» **TASK INSTRUCTIONS**: Gather all lines from the material that contain "Jízda".

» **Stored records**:
▬▬▬
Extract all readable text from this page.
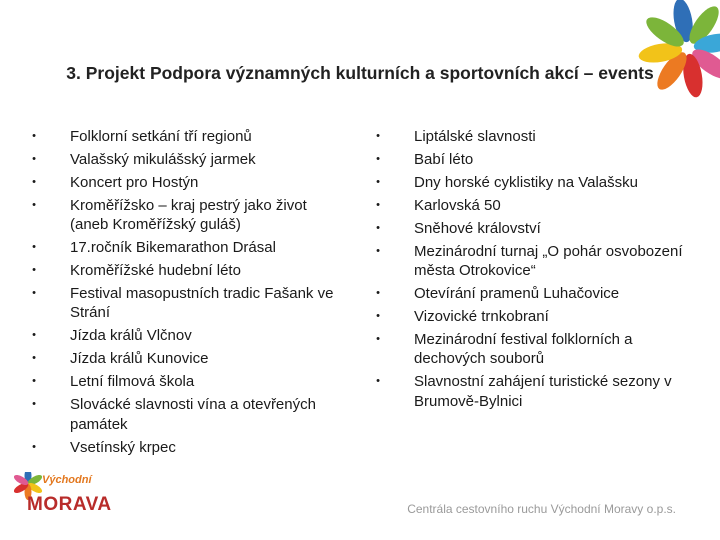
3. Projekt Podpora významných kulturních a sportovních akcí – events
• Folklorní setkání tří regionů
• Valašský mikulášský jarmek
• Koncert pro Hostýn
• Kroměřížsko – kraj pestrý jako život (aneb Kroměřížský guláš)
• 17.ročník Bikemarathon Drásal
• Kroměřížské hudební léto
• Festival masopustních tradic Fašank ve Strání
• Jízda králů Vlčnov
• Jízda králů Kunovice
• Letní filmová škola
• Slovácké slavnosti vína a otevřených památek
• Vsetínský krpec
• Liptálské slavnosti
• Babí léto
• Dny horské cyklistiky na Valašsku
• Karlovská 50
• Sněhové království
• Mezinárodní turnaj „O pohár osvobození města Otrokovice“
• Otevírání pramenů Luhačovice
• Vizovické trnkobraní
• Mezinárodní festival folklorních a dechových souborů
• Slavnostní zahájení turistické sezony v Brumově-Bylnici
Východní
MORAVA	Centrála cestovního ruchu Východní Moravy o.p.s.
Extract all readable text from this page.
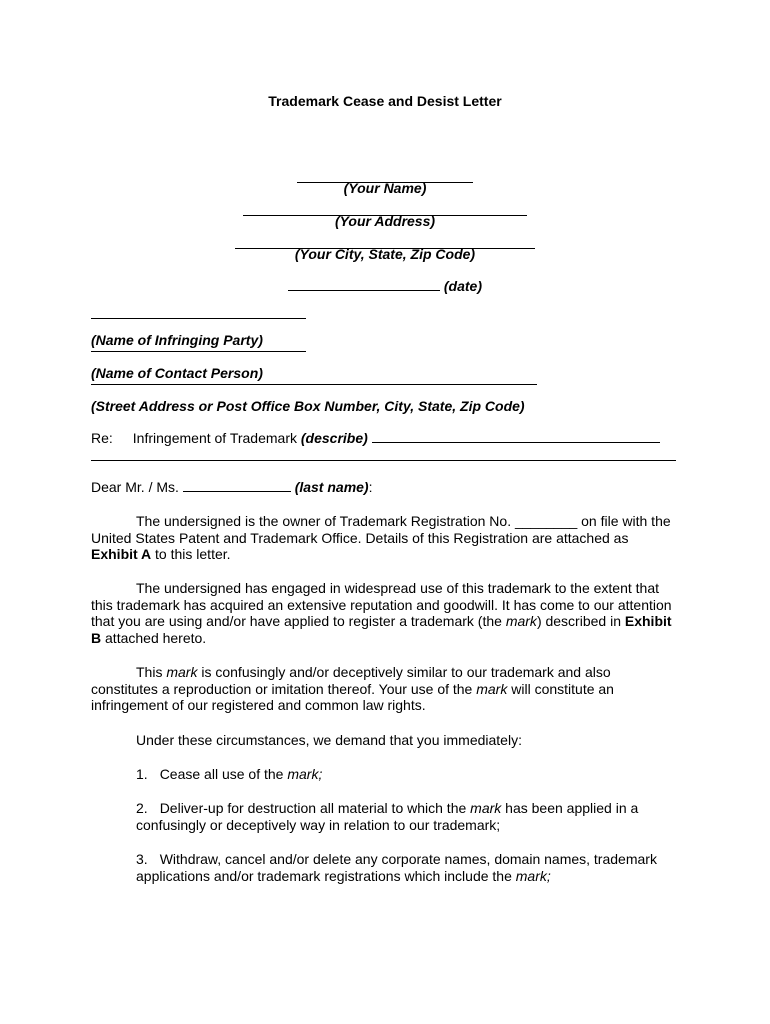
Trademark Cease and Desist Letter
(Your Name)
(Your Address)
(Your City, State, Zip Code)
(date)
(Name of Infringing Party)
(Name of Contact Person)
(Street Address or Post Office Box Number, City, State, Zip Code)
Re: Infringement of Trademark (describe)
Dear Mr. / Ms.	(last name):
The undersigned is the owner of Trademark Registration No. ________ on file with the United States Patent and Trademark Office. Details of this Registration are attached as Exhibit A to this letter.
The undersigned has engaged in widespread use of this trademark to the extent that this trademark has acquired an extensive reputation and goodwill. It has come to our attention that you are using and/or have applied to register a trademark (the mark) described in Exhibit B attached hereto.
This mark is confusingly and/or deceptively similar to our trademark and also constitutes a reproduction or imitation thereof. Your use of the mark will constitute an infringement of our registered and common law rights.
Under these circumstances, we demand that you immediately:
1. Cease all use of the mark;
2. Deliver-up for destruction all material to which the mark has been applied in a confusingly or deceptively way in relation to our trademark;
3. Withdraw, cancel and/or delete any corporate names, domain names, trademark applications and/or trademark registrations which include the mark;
▬▬▬
» **TASK RESPONSE**:
• Jízda králů Vlčnov
• Jízda králů Kunovice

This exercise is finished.